Figure data in JSON
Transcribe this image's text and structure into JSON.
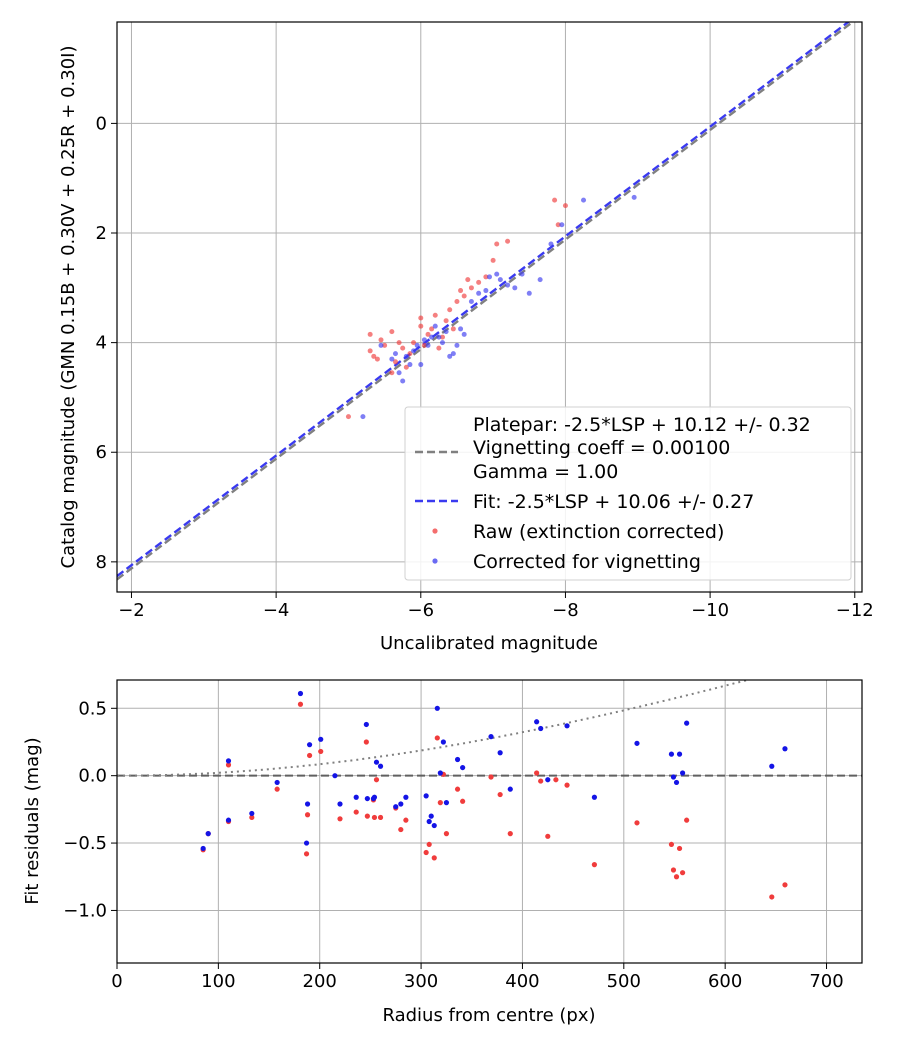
{
  "chart_data": [
    {
      "type": "scatter",
      "xlabel": "Uncalibrated magnitude",
      "ylabel": "Catalog magnitude (GMN 0.15B + 0.30V + 0.25R + 0.30I)",
      "xlim": [
        -1.8,
        -12.1
      ],
      "ylim": [
        8.55,
        -1.85
      ],
      "xticks": [
        -2,
        -4,
        -6,
        -8,
        -10,
        -12
      ],
      "xtick_labels": [
        "−2",
        "−4",
        "−6",
        "−8",
        "−10",
        "−12"
      ],
      "yticks": [
        0,
        2,
        4,
        6,
        8
      ],
      "ytick_labels": [
        "0",
        "2",
        "4",
        "6",
        "8"
      ],
      "grid": true,
      "legend_position": "bottom-right",
      "legend": [
        {
          "label": "Platepar: -2.5*LSP + 10.12 +/- 0.32",
          "style": "none"
        },
        {
          "label": "Vignetting coeff = 0.00100",
          "style": "grey-dashed-line"
        },
        {
          "label": "Gamma = 1.00",
          "style": "none"
        },
        {
          "label": "Fit: -2.5*LSP + 10.06 +/- 0.27",
          "style": "blue-dashed-line"
        },
        {
          "label": "Raw (extinction corrected)",
          "style": "red-dot"
        },
        {
          "label": "Corrected for vignetting",
          "style": "blue-dot"
        }
      ],
      "lines": [
        {
          "name": "Platepar",
          "slope": 1,
          "intercept": 10.12,
          "color": "#808080",
          "style": "dashed"
        },
        {
          "name": "Fit",
          "slope": 1,
          "intercept": 10.06,
          "color": "#3a3af0",
          "style": "dashed"
        }
      ],
      "series": [
        {
          "name": "Raw (extinction corrected)",
          "color": "#f03c3c",
          "points": [
            [
              -5.0,
              5.35
            ],
            [
              -5.3,
              3.85
            ],
            [
              -5.3,
              4.15
            ],
            [
              -5.35,
              4.25
            ],
            [
              -5.4,
              4.3
            ],
            [
              -5.45,
              3.95
            ],
            [
              -5.5,
              4.05
            ],
            [
              -5.6,
              4.55
            ],
            [
              -5.6,
              3.8
            ],
            [
              -5.65,
              4.35
            ],
            [
              -5.7,
              4.0
            ],
            [
              -5.75,
              4.1
            ],
            [
              -5.8,
              4.45
            ],
            [
              -5.85,
              4.2
            ],
            [
              -5.9,
              4.0
            ],
            [
              -6.0,
              3.55
            ],
            [
              -6.0,
              3.7
            ],
            [
              -6.05,
              4.05
            ],
            [
              -6.1,
              3.85
            ],
            [
              -6.15,
              3.75
            ],
            [
              -6.2,
              3.5
            ],
            [
              -6.25,
              4.1
            ],
            [
              -6.3,
              3.9
            ],
            [
              -6.35,
              3.6
            ],
            [
              -6.4,
              3.4
            ],
            [
              -6.45,
              3.75
            ],
            [
              -6.5,
              3.25
            ],
            [
              -6.55,
              3.05
            ],
            [
              -6.6,
              3.15
            ],
            [
              -6.65,
              2.85
            ],
            [
              -6.7,
              3.0
            ],
            [
              -6.8,
              2.9
            ],
            [
              -6.9,
              2.8
            ],
            [
              -7.0,
              2.5
            ],
            [
              -7.05,
              2.2
            ],
            [
              -7.2,
              2.15
            ],
            [
              -7.9,
              1.85
            ],
            [
              -7.85,
              1.4
            ],
            [
              -8.0,
              1.5
            ]
          ]
        },
        {
          "name": "Corrected for vignetting",
          "color": "#3a3af0",
          "points": [
            [
              -5.2,
              5.35
            ],
            [
              -5.45,
              4.05
            ],
            [
              -5.6,
              4.3
            ],
            [
              -5.65,
              4.2
            ],
            [
              -5.7,
              4.55
            ],
            [
              -5.75,
              4.7
            ],
            [
              -5.8,
              4.25
            ],
            [
              -5.85,
              4.4
            ],
            [
              -5.9,
              4.15
            ],
            [
              -5.95,
              4.05
            ],
            [
              -6.0,
              4.4
            ],
            [
              -6.05,
              3.95
            ],
            [
              -6.1,
              4.05
            ],
            [
              -6.15,
              3.9
            ],
            [
              -6.2,
              3.7
            ],
            [
              -6.25,
              3.9
            ],
            [
              -6.3,
              4.0
            ],
            [
              -6.35,
              3.8
            ],
            [
              -6.4,
              4.25
            ],
            [
              -6.45,
              4.2
            ],
            [
              -6.5,
              4.05
            ],
            [
              -6.55,
              3.75
            ],
            [
              -6.6,
              3.85
            ],
            [
              -6.7,
              3.25
            ],
            [
              -6.8,
              3.1
            ],
            [
              -6.9,
              3.05
            ],
            [
              -6.95,
              2.8
            ],
            [
              -7.05,
              2.75
            ],
            [
              -7.1,
              2.85
            ],
            [
              -7.2,
              2.95
            ],
            [
              -7.3,
              3.0
            ],
            [
              -7.4,
              2.75
            ],
            [
              -7.5,
              3.1
            ],
            [
              -7.65,
              2.85
            ],
            [
              -7.8,
              2.2
            ],
            [
              -7.95,
              1.85
            ],
            [
              -8.25,
              1.4
            ],
            [
              -8.95,
              1.35
            ]
          ]
        }
      ]
    },
    {
      "type": "scatter",
      "xlabel": "Radius from centre (px)",
      "ylabel": "Fit residuals (mag)",
      "xlim": [
        0,
        735
      ],
      "ylim": [
        -1.39,
        0.71
      ],
      "xticks": [
        0,
        100,
        200,
        300,
        400,
        500,
        600,
        700
      ],
      "xtick_labels": [
        "0",
        "100",
        "200",
        "300",
        "400",
        "500",
        "600",
        "700"
      ],
      "yticks": [
        0.5,
        0.0,
        -0.5,
        -1.0
      ],
      "ytick_labels": [
        "0.5",
        "0.0",
        "−0.5",
        "−1.0"
      ],
      "grid": true,
      "lines": [
        {
          "name": "zero",
          "type": "horizontal",
          "y": 0,
          "color": "#606060",
          "style": "dashed"
        },
        {
          "name": "vignetting model",
          "type": "curve",
          "formula": "-2.5*log10(cos(arctan(0.001*r))^4)",
          "color": "#808080",
          "style": "dotted"
        }
      ],
      "series": [
        {
          "name": "Raw (extinction corrected)",
          "color": "#f03c3c",
          "points": [
            [
              85,
              -0.55
            ],
            [
              90,
              -0.43
            ],
            [
              110,
              -0.34
            ],
            [
              110,
              0.08
            ],
            [
              133,
              -0.31
            ],
            [
              158,
              -0.1
            ],
            [
              181,
              0.53
            ],
            [
              187,
              -0.58
            ],
            [
              188,
              -0.29
            ],
            [
              190,
              0.15
            ],
            [
              201,
              0.18
            ],
            [
              220,
              -0.32
            ],
            [
              236,
              -0.27
            ],
            [
              246,
              0.25
            ],
            [
              247,
              -0.3
            ],
            [
              253,
              -0.18
            ],
            [
              254,
              -0.31
            ],
            [
              256,
              -0.03
            ],
            [
              260,
              -0.31
            ],
            [
              275,
              -0.24
            ],
            [
              280,
              -0.4
            ],
            [
              285,
              -0.33
            ],
            [
              305,
              -0.57
            ],
            [
              308,
              -0.51
            ],
            [
              313,
              -0.61
            ],
            [
              316,
              0.28
            ],
            [
              319,
              -0.2
            ],
            [
              322,
              0.01
            ],
            [
              325,
              -0.43
            ],
            [
              336,
              -0.1
            ],
            [
              341,
              -0.19
            ],
            [
              369,
              -0.01
            ],
            [
              378,
              -0.14
            ],
            [
              388,
              -0.43
            ],
            [
              414,
              0.02
            ],
            [
              418,
              -0.04
            ],
            [
              425,
              -0.45
            ],
            [
              433,
              -0.03
            ],
            [
              444,
              -0.07
            ],
            [
              471,
              -0.66
            ],
            [
              513,
              -0.35
            ],
            [
              547,
              -0.51
            ],
            [
              549,
              -0.7
            ],
            [
              552,
              -0.75
            ],
            [
              555,
              -0.54
            ],
            [
              558,
              -0.72
            ],
            [
              562,
              -0.33
            ],
            [
              646,
              -0.9
            ],
            [
              659,
              -0.81
            ]
          ]
        },
        {
          "name": "Corrected for vignetting",
          "color": "#1414e6",
          "points": [
            [
              85,
              -0.54
            ],
            [
              90,
              -0.43
            ],
            [
              110,
              -0.33
            ],
            [
              110,
              0.11
            ],
            [
              133,
              -0.28
            ],
            [
              158,
              -0.05
            ],
            [
              181,
              0.61
            ],
            [
              187,
              -0.5
            ],
            [
              188,
              -0.21
            ],
            [
              190,
              0.23
            ],
            [
              201,
              0.27
            ],
            [
              215,
              0.0
            ],
            [
              220,
              -0.21
            ],
            [
              236,
              -0.16
            ],
            [
              246,
              0.38
            ],
            [
              247,
              -0.17
            ],
            [
              253,
              -0.17
            ],
            [
              254,
              -0.16
            ],
            [
              256,
              0.1
            ],
            [
              260,
              0.07
            ],
            [
              275,
              -0.23
            ],
            [
              280,
              -0.21
            ],
            [
              285,
              -0.16
            ],
            [
              305,
              -0.15
            ],
            [
              308,
              -0.34
            ],
            [
              310,
              -0.3
            ],
            [
              313,
              -0.37
            ],
            [
              316,
              0.5
            ],
            [
              319,
              0.02
            ],
            [
              322,
              0.25
            ],
            [
              325,
              -0.2
            ],
            [
              336,
              0.12
            ],
            [
              341,
              0.06
            ],
            [
              369,
              0.29
            ],
            [
              378,
              0.17
            ],
            [
              388,
              -0.1
            ],
            [
              414,
              0.4
            ],
            [
              418,
              0.35
            ],
            [
              425,
              -0.03
            ],
            [
              444,
              0.37
            ],
            [
              471,
              -0.16
            ],
            [
              513,
              0.24
            ],
            [
              547,
              0.16
            ],
            [
              549,
              -0.01
            ],
            [
              552,
              -0.05
            ],
            [
              555,
              0.16
            ],
            [
              558,
              0.02
            ],
            [
              562,
              0.39
            ],
            [
              646,
              0.07
            ],
            [
              659,
              0.2
            ]
          ]
        }
      ]
    }
  ]
}
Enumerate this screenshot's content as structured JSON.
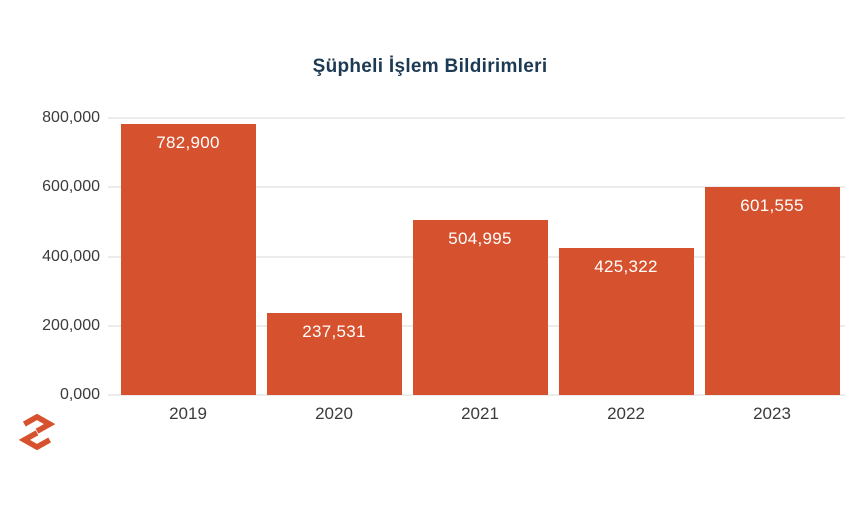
{
  "chart_data": {
    "type": "bar",
    "title": "Şüpheli İşlem Bildirimleri",
    "categories": [
      "2019",
      "2020",
      "2021",
      "2022",
      "2023"
    ],
    "values": [
      782900,
      237531,
      504995,
      425322,
      601555
    ],
    "value_labels": [
      "782,900",
      "237,531",
      "504,995",
      "425,322",
      "601,555"
    ],
    "xlabel": "",
    "ylabel": "",
    "ylim": [
      0,
      800000
    ],
    "y_ticks": [
      {
        "label": "800,000",
        "value": 800000
      },
      {
        "label": "600,000",
        "value": 600000
      },
      {
        "label": "400,000",
        "value": 400000
      },
      {
        "label": "200,000",
        "value": 200000
      },
      {
        "label": "0,000",
        "value": 0
      }
    ],
    "grid": true,
    "legend_position": "none",
    "colors": {
      "bar": "#d6512d",
      "title": "#1c3a53",
      "axis_text": "#3b3b3b",
      "bar_label": "#ffffff",
      "gridline": "#ececec"
    }
  },
  "branding": {
    "logo_icon": "s-monogram-icon",
    "logo_color": "#d6512d"
  }
}
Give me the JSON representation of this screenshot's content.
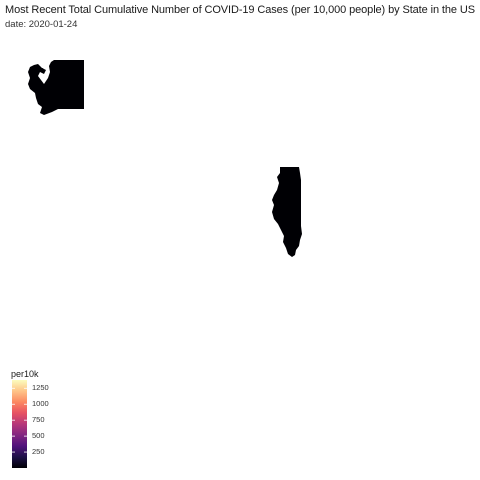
{
  "title": "Most Recent Total Cumulative Number of COVID-19 Cases (per 10,000 people) by State in the US",
  "subtitle": "date: 2020-01-24",
  "states": [
    {
      "name": "Washington",
      "fill": "#000004"
    },
    {
      "name": "Illinois",
      "fill": "#000004"
    }
  ],
  "legend": {
    "title": "per10k",
    "range": [
      0,
      1380
    ],
    "ticks": [
      250,
      500,
      750,
      1000,
      1250
    ],
    "colors": [
      "#000004",
      "#1d1147",
      "#51127c",
      "#832681",
      "#b73779",
      "#e75263",
      "#fc8961",
      "#fec488",
      "#fcfdbf"
    ]
  }
}
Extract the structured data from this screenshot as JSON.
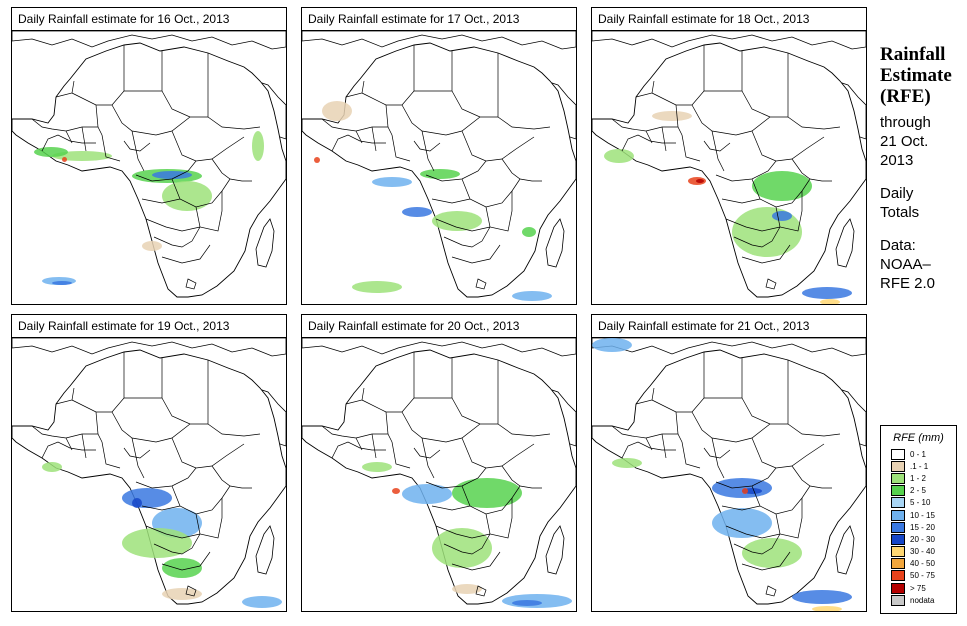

THE EXERCISE: Copy each line above where the string "style" occurs.

RESPONSE BELOW:
          "style": "none"
          "style": "grey-dashed-line"
          "style": "none"
          "style": "blue-dashed-line"
          "style": "red-dot"
          "style": "blue-dot"
          "style": "dashed"
          "style": "dashed"
          "style": "dashed"
          "style": "dotted"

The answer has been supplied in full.